* 出典 *
____________________

クラスを見つけるという問題を理解するためには、広く公表されているアプローチを評価することから始めるのが良いかもしれない

22.1.1 名詞と動詞

  • 要求仕様書内の名詞に下線を引く、という単純な規則が勧められることがある
    • 「名詞はオブジェクトを表す」
    • 例: The elevator will close its door before it moves to another floor.
      • 名詞: elevator, door, floor
  • このやり方ではあまり多くを期待できない
    • 自然言語では、微妙なニュアンスの違い、個人による違い、あいまいさを免れない
    • 書いた人の個人的なスタイルに影響されているような文書に基づいて重要な決断をするのは危険
    • この手法で見つかるクラスは、もともと明白なものなので見つけるのが難しくないものが多い
      • それ以外のクラスを見つけるためには、ほとんど役に立たない
  • 他のより良い手法の引き立て役としては使うことができる

22.1.2 無駄なクラスを避ける

  • 要求仕様書中の名詞が最終的な設計のクラスになることもあるが、同時に多くの「虚報」も含まれている
  • 例: エレベータシステムに__DOOR__クラスは必要か?
    • 必要かもしれないし、必要ではないかもしれない
      • open or closeの二択以外が不要なら__ELEVATOR__クラスの属性で十分
    • 以下の抽象データ型理論に関わる質問が重要
      • 「ドア」は明らかに独自のものとして識別される操作を伴う独立したデータ型か、あるいは、ドアに関するすべての操作はすでに__ELEVATOR__などのほかのデータ型に対する操作に含まれているか?

____________________

* 保存された記録 *
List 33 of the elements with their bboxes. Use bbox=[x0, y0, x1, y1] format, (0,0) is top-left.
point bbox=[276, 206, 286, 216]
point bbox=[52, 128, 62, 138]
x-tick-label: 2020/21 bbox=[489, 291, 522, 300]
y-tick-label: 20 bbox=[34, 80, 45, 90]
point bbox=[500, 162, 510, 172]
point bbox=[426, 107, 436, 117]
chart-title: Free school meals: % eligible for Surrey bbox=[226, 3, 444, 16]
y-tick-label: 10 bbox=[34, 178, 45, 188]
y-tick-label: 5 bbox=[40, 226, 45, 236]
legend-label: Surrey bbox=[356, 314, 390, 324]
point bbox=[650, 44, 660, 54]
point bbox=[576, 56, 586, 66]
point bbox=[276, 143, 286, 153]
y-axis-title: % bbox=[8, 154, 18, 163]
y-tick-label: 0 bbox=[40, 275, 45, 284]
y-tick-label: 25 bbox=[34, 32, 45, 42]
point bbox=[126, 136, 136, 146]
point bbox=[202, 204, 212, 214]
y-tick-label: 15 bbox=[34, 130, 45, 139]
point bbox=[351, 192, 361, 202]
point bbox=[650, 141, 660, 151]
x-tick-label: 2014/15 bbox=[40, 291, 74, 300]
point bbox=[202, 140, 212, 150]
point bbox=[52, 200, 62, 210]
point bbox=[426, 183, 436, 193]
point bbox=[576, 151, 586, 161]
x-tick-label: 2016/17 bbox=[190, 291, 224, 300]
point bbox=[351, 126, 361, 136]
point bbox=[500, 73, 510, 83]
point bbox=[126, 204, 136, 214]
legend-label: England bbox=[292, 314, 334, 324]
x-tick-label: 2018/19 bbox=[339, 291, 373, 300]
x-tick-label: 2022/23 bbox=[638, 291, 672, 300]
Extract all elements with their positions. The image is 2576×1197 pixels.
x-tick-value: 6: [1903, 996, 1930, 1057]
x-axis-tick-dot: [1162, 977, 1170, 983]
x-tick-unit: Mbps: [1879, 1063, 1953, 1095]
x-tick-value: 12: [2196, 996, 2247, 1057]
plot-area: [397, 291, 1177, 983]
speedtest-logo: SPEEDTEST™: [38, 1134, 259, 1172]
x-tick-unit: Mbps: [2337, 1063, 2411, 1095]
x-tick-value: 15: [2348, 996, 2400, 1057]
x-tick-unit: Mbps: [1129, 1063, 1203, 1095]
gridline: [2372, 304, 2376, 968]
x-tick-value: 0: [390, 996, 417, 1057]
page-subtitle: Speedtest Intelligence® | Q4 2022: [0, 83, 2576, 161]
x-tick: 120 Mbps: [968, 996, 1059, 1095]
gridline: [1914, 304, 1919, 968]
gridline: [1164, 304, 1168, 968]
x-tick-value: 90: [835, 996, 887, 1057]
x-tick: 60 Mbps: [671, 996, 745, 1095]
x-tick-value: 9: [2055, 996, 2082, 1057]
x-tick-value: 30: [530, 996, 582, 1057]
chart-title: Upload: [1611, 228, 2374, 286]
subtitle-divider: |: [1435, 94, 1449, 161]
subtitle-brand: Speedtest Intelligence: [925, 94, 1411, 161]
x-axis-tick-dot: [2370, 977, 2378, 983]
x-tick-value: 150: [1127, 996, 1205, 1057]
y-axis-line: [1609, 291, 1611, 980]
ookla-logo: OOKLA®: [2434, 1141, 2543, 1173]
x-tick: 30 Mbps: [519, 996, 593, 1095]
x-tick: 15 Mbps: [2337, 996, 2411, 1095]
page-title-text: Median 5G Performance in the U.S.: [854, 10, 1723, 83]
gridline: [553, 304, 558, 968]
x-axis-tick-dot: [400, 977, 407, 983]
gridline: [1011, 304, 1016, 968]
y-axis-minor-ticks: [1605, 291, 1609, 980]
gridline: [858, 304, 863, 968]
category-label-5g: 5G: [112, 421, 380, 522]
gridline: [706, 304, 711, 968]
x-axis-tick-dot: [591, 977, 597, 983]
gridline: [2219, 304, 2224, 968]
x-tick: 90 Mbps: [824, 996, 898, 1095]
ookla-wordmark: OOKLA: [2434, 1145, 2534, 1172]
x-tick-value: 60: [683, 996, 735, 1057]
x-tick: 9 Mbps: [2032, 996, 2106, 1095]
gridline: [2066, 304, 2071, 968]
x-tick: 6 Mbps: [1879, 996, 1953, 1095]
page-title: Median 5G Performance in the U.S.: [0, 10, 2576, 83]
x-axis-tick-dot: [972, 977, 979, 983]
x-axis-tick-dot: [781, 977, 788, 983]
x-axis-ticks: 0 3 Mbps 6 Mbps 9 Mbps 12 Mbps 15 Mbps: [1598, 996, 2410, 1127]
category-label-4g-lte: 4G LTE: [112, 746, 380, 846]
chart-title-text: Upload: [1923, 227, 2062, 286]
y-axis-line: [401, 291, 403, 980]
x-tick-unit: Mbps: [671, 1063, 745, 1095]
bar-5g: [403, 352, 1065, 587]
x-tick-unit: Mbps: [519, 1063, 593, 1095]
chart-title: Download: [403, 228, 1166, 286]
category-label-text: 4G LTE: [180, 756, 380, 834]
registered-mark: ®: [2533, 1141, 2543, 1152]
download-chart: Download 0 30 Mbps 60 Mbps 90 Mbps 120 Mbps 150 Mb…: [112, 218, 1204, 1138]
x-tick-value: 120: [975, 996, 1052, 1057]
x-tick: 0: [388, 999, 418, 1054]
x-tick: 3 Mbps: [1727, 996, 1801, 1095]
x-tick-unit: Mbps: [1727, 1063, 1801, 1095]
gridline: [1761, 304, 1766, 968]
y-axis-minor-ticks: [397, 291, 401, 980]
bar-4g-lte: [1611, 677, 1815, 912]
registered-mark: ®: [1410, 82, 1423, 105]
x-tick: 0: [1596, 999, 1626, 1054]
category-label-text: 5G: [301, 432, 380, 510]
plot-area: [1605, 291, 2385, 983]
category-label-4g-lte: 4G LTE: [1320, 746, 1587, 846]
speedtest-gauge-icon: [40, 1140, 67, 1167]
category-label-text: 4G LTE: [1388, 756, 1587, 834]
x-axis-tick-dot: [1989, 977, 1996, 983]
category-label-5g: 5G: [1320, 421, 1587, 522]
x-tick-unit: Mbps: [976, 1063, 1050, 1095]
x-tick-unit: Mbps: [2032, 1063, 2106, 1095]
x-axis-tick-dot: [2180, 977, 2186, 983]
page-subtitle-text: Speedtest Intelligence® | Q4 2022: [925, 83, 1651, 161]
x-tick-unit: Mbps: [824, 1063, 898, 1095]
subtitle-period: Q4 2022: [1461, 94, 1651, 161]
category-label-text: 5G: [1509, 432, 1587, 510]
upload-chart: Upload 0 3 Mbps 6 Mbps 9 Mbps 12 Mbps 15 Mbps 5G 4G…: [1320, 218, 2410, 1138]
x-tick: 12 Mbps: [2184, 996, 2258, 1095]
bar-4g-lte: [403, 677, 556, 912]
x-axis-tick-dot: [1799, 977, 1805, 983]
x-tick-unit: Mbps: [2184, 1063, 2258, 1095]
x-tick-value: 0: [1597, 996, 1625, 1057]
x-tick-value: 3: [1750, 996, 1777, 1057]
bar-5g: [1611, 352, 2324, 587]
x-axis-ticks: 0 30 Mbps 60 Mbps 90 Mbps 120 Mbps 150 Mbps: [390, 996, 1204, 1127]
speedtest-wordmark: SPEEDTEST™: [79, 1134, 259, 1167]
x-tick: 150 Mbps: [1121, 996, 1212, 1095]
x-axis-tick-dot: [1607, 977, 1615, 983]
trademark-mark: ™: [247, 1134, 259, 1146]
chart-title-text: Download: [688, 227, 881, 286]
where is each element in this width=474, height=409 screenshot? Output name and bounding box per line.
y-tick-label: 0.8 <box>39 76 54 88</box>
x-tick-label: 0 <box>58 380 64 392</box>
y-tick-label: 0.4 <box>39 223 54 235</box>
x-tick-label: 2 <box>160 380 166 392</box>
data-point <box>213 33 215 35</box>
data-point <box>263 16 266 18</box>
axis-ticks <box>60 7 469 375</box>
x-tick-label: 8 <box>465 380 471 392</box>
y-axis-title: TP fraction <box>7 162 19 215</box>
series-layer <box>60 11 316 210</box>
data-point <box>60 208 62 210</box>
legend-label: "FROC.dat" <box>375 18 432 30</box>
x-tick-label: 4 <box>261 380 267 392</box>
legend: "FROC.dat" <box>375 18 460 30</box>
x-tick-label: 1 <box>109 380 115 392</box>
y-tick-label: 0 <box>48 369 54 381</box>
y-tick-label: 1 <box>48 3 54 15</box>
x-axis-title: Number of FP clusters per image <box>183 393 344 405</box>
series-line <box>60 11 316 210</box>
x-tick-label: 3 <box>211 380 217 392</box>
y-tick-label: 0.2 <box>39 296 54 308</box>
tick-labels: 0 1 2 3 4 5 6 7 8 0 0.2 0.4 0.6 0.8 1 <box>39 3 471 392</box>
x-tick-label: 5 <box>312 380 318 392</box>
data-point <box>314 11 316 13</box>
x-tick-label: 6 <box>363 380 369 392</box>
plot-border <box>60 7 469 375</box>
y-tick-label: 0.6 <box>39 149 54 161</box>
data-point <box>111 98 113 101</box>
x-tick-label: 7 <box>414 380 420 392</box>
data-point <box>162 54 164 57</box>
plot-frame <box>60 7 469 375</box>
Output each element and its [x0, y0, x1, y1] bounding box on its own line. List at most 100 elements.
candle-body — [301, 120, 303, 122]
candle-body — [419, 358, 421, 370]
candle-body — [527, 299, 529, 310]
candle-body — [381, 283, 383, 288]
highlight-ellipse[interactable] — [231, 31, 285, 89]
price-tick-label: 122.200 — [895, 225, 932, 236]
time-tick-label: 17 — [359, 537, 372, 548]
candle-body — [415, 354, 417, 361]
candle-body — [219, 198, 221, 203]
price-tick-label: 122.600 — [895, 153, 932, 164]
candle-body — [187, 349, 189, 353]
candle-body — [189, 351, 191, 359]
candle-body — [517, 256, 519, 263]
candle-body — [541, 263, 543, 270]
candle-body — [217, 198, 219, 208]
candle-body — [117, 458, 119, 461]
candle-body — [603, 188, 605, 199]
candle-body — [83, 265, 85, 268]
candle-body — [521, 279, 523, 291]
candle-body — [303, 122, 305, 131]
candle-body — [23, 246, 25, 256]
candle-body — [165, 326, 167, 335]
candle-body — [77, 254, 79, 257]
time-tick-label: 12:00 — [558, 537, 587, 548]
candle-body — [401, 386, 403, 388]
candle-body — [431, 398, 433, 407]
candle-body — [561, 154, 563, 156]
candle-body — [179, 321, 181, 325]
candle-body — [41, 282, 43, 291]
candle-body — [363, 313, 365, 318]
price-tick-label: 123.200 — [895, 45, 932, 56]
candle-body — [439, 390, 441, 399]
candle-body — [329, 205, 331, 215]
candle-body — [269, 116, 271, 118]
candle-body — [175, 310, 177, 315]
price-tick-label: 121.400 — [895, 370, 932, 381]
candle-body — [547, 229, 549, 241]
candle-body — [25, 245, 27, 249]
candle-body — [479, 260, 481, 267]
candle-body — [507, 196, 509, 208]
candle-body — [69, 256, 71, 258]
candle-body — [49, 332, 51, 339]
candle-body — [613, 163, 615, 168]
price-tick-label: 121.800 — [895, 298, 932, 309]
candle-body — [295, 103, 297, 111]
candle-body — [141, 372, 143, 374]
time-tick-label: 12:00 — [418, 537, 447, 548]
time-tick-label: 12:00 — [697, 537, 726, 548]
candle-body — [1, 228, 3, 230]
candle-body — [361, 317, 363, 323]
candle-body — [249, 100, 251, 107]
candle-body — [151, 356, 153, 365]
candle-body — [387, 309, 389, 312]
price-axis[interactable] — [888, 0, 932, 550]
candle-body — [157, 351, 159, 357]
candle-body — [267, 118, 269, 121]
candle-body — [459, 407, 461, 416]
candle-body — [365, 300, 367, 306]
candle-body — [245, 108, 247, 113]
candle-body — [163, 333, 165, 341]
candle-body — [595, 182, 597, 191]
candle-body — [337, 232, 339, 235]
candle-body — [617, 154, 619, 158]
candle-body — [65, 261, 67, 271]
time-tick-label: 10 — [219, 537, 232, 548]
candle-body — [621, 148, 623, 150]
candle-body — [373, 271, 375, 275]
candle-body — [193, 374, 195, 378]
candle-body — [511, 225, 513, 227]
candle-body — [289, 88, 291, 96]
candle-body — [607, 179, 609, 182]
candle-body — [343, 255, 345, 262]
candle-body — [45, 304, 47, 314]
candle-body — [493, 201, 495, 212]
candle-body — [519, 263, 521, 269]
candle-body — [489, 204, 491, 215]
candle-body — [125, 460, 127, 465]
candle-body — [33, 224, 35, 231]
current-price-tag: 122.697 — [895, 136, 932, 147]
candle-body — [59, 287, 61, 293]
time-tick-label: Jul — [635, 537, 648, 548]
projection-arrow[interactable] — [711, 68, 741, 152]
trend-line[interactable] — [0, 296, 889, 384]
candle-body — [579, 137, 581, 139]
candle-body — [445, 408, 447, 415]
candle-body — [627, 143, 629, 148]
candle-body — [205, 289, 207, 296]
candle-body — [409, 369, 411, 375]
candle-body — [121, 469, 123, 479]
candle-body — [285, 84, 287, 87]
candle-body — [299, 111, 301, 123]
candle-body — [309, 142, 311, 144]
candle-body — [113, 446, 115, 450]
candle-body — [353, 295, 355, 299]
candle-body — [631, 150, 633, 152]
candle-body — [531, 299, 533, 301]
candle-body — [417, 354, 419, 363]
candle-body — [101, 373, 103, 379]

____________________

* 課題内容 *
クラスの見つけ方に関する資料の「22.1.2 無駄なクラスを避ける」から「対する操作に含まれているか?」までの部分を、「虚報」を「誤検出」に改めて示せ。

* 解答 *
22.1.2 無駄なクラスを避ける

  • 要求仕様書中の名詞が最終的な設計のクラスになることもあるが、同時に多くの「誤検出」も含まれている
  • 例: エレベータシステムに__DOOR__クラスは必要か?
    • 必要かもしれないし、必要ではないかもしれない
      • open or closeの二択以外が不要なら__ELEVATOR__クラスの属性で十分
    • 以下の抽象データ型理論に関わる質問が重要
      • 「ドア」は明らかに独自のものとして識別される操作を伴う独立したデータ型か、あるいは、ドアに関するすべての操作はすでに__ELEVATOR__などのほかのデータ型に対する操作に含まれているか?